◆ WHAT TO DO ◆
Going through the material below, please gather all lines with the word "Small" in them.

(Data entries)

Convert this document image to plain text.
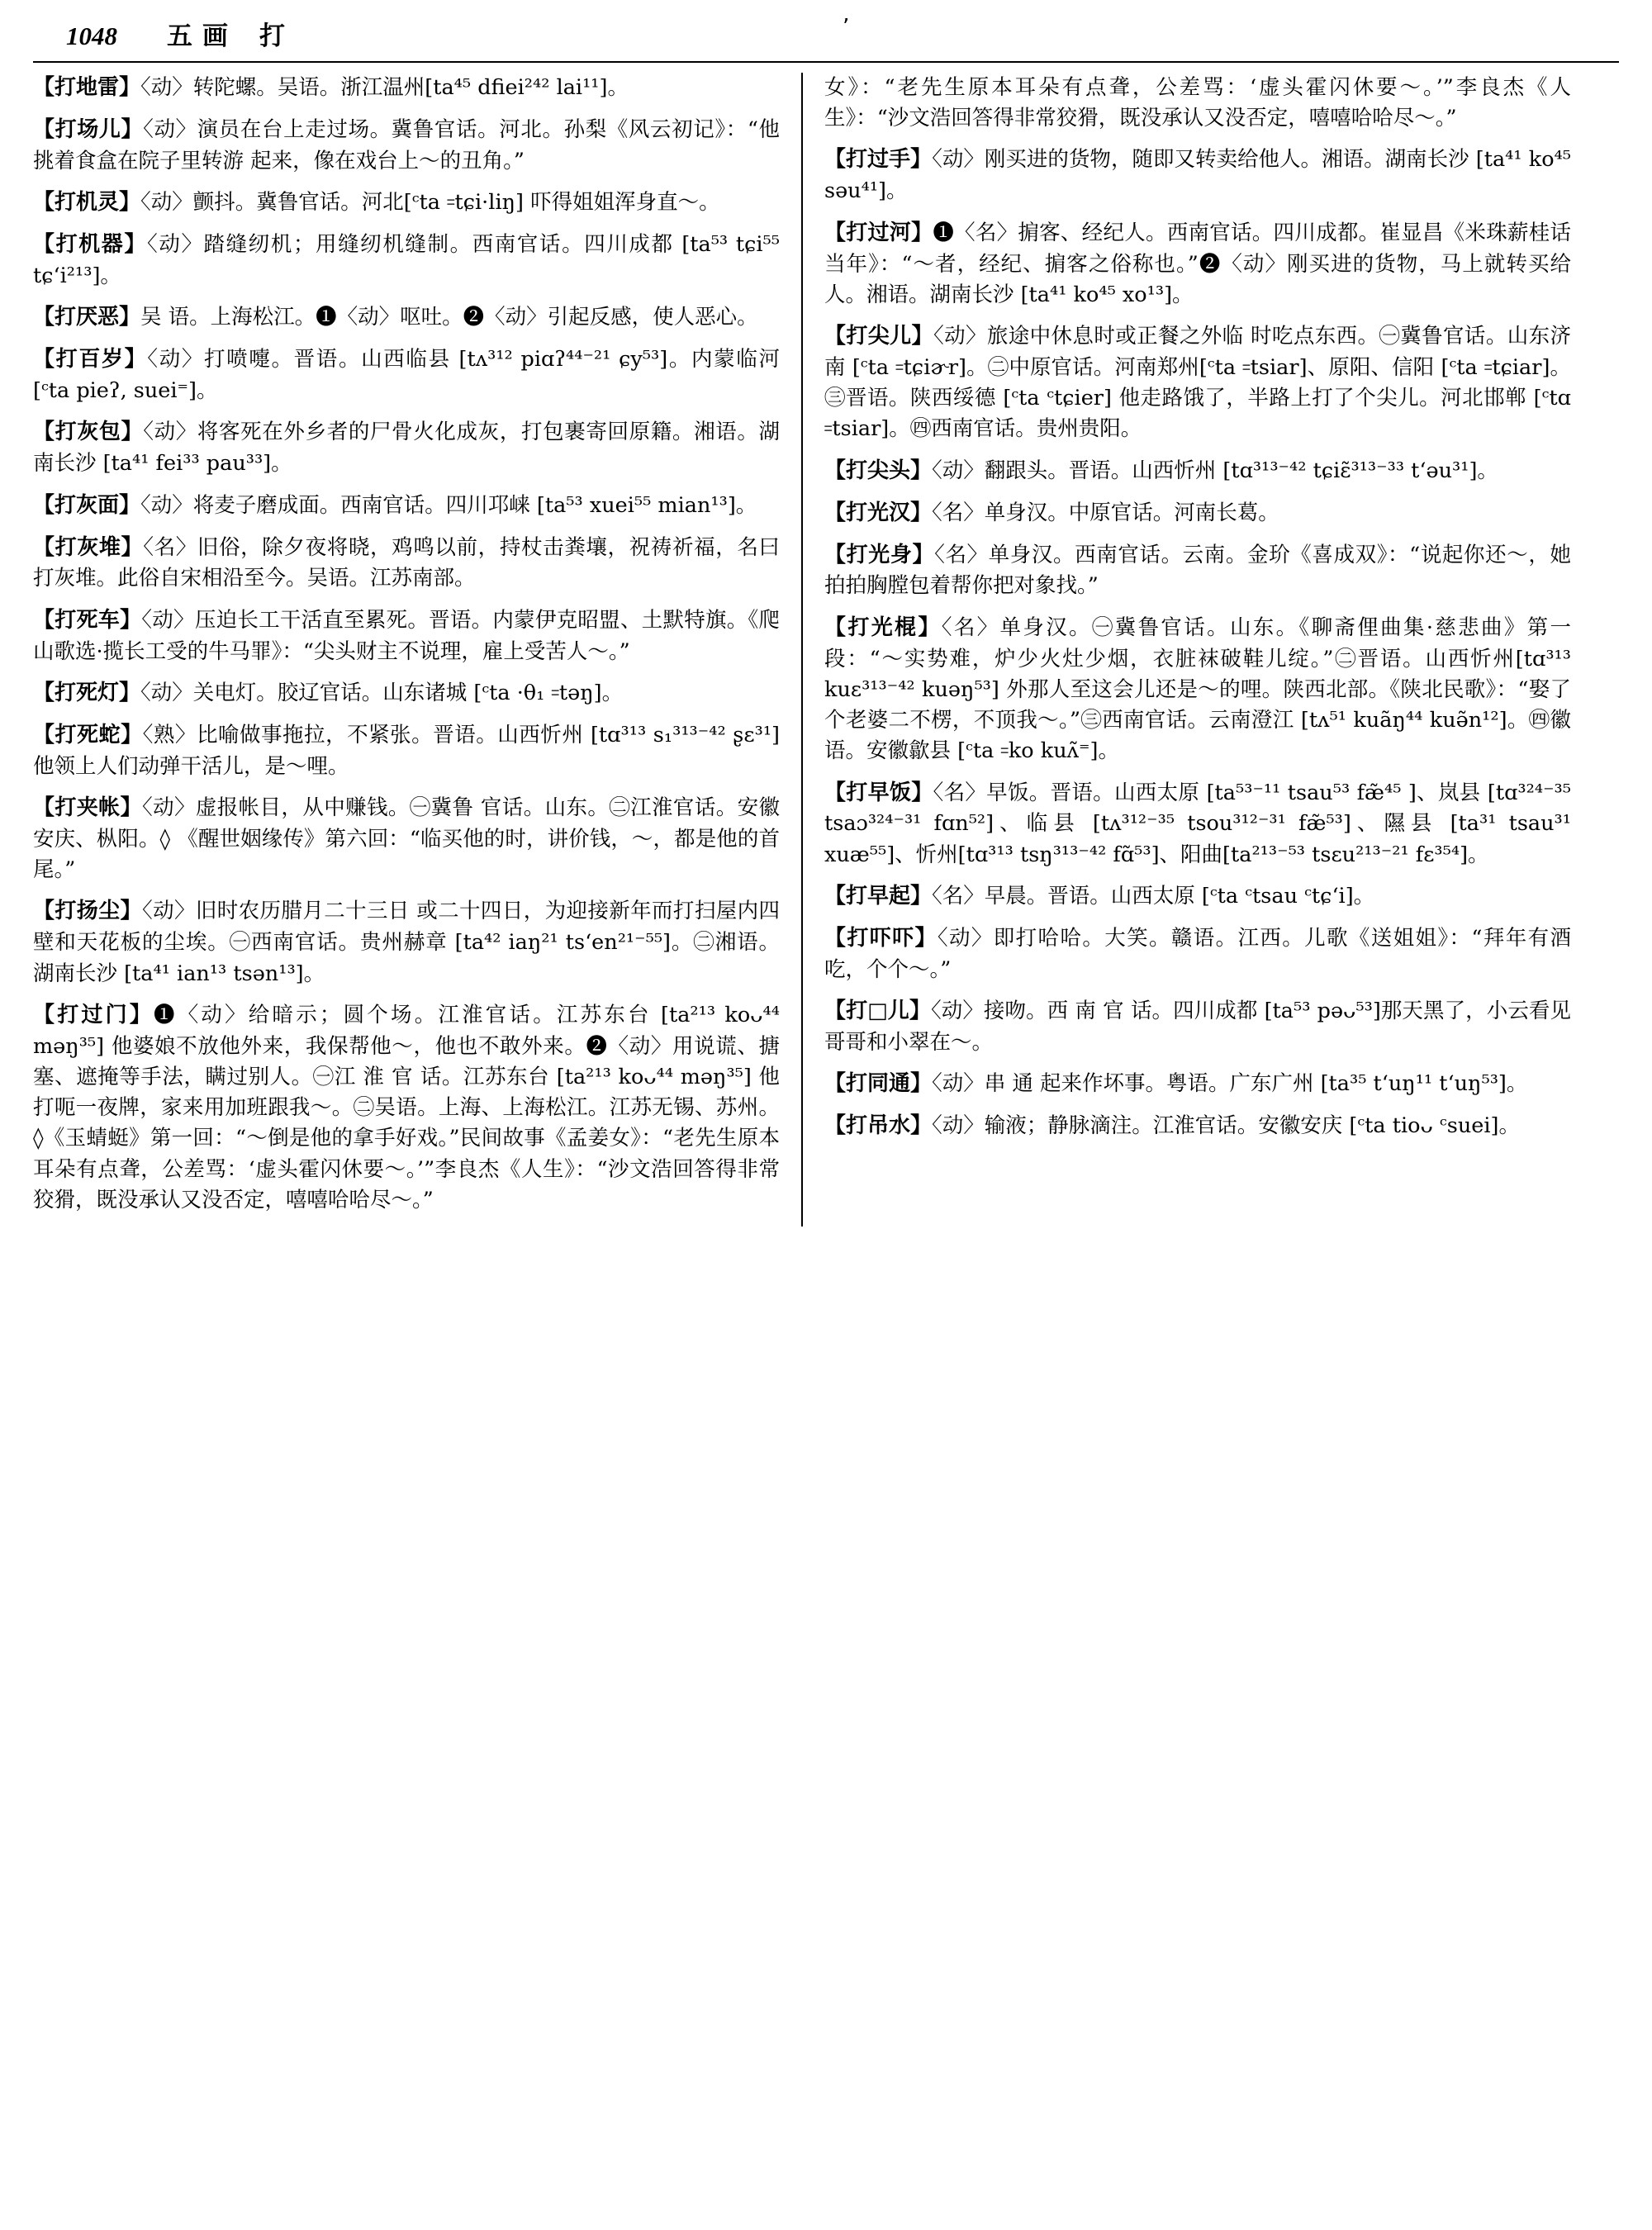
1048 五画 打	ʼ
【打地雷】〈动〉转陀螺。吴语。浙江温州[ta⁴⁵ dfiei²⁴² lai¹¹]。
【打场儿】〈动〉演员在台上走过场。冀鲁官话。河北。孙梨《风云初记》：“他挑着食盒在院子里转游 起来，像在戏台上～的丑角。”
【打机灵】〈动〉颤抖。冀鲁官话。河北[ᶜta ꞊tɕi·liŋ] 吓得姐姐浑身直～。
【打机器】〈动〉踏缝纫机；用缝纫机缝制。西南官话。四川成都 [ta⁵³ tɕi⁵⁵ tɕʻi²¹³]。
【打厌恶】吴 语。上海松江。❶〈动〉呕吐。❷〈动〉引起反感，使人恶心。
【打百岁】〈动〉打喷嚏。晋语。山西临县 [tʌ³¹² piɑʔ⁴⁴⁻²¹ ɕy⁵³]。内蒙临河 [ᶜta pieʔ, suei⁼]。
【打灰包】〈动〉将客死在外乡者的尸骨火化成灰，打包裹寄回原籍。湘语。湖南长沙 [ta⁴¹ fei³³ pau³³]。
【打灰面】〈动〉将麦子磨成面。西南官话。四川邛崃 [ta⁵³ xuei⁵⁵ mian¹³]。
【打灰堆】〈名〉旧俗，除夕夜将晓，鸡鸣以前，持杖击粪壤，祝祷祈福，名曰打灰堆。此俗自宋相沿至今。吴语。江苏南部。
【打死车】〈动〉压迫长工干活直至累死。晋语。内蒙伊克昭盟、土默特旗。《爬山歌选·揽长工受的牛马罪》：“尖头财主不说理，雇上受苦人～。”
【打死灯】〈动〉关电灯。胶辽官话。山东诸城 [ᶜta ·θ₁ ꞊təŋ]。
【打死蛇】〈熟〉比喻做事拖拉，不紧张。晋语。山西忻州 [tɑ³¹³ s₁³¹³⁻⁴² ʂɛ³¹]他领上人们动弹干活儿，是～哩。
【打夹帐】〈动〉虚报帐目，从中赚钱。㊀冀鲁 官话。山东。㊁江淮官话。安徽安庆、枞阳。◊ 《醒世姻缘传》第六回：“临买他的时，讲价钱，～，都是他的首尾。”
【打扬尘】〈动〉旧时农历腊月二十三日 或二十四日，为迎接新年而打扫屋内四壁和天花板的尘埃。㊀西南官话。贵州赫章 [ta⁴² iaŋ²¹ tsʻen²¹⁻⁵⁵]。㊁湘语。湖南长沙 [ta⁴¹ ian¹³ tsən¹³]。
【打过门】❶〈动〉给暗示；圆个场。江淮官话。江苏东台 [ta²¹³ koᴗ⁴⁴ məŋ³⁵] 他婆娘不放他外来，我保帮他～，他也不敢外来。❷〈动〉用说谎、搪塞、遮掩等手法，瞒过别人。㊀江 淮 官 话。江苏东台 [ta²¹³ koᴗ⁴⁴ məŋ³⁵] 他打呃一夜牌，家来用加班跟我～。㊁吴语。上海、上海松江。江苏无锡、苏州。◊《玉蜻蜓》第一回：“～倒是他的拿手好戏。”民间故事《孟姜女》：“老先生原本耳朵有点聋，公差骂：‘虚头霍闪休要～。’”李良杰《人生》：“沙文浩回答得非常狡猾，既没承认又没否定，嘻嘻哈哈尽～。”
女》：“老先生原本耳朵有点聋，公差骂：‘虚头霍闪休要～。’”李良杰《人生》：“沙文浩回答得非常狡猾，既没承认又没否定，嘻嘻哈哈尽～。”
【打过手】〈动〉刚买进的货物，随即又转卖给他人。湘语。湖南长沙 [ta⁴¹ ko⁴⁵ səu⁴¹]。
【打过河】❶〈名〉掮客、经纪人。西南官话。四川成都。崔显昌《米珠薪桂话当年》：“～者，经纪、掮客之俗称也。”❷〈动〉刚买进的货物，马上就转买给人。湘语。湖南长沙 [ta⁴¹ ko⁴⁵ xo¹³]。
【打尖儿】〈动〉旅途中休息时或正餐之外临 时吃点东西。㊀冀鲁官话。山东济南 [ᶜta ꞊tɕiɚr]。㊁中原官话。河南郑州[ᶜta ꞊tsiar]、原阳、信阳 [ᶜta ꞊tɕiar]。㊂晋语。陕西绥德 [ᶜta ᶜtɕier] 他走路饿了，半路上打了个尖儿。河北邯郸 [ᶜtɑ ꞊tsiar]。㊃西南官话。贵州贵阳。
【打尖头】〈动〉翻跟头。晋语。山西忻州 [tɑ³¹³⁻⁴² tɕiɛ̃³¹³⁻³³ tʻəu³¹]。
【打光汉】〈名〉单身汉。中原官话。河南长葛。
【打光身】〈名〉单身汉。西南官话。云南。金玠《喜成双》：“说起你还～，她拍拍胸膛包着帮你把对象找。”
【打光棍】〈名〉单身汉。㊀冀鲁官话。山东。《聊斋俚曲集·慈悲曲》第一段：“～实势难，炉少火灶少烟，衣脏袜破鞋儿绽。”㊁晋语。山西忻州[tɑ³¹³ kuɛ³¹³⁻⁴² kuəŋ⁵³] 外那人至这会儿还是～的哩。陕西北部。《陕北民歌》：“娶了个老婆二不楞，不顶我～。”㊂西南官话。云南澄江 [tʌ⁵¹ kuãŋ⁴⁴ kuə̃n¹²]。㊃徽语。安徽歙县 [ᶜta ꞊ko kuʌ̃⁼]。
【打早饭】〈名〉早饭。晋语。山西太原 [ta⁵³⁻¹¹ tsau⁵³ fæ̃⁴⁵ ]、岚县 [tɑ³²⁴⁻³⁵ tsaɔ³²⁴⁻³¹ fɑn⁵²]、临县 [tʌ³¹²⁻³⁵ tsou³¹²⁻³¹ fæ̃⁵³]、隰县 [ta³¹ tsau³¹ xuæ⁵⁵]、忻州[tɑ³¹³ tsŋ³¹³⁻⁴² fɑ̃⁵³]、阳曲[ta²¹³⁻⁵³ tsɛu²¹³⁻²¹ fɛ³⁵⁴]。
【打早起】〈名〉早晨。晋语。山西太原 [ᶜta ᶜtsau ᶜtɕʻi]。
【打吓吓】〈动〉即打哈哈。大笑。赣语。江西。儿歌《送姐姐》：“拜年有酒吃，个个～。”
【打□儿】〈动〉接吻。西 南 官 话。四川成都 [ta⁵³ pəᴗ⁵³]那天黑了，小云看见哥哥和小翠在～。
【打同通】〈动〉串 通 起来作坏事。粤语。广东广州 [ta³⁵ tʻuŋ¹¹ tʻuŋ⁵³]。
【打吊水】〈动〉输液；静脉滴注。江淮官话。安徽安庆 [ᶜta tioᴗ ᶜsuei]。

* * *

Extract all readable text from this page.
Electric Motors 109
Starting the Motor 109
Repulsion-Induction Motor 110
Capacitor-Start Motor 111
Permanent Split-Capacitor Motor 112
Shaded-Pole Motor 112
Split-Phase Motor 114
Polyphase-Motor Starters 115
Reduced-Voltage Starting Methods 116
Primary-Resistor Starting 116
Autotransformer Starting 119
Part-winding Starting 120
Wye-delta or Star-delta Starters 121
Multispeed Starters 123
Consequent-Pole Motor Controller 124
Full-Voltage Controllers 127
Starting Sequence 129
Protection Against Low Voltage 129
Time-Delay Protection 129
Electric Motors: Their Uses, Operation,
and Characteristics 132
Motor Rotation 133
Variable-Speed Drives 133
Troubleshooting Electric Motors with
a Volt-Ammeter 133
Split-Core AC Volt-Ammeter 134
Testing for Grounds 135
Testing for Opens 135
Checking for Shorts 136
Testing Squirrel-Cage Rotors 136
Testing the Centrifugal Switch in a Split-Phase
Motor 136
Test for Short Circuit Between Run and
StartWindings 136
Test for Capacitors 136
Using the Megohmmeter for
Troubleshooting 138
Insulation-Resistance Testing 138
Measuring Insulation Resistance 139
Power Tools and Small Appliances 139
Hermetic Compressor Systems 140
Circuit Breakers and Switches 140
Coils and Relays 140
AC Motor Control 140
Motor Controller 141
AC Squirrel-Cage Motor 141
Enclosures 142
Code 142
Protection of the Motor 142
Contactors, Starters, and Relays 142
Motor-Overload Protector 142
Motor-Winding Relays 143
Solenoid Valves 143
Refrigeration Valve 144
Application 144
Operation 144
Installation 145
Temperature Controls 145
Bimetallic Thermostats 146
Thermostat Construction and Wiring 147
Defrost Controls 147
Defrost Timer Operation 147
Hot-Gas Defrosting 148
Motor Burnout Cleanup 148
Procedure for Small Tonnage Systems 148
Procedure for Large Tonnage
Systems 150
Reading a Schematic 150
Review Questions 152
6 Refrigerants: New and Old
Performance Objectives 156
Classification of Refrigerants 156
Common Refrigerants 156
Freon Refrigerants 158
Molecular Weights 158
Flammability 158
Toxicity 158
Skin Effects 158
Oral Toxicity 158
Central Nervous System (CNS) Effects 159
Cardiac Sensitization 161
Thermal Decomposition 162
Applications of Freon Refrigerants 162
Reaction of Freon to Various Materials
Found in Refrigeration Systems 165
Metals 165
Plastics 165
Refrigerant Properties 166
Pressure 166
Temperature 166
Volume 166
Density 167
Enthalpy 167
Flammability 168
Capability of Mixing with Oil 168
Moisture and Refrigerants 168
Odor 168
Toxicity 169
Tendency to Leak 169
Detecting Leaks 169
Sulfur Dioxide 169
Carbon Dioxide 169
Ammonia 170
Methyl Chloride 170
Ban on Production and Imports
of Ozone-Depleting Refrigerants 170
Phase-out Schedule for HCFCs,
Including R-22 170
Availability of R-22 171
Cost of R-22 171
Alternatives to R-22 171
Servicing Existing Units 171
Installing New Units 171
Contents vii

◆ WORKED SOLUTION ◆
Power Tools and Small Appliances 139
Procedure for Small Tonnage Systems 148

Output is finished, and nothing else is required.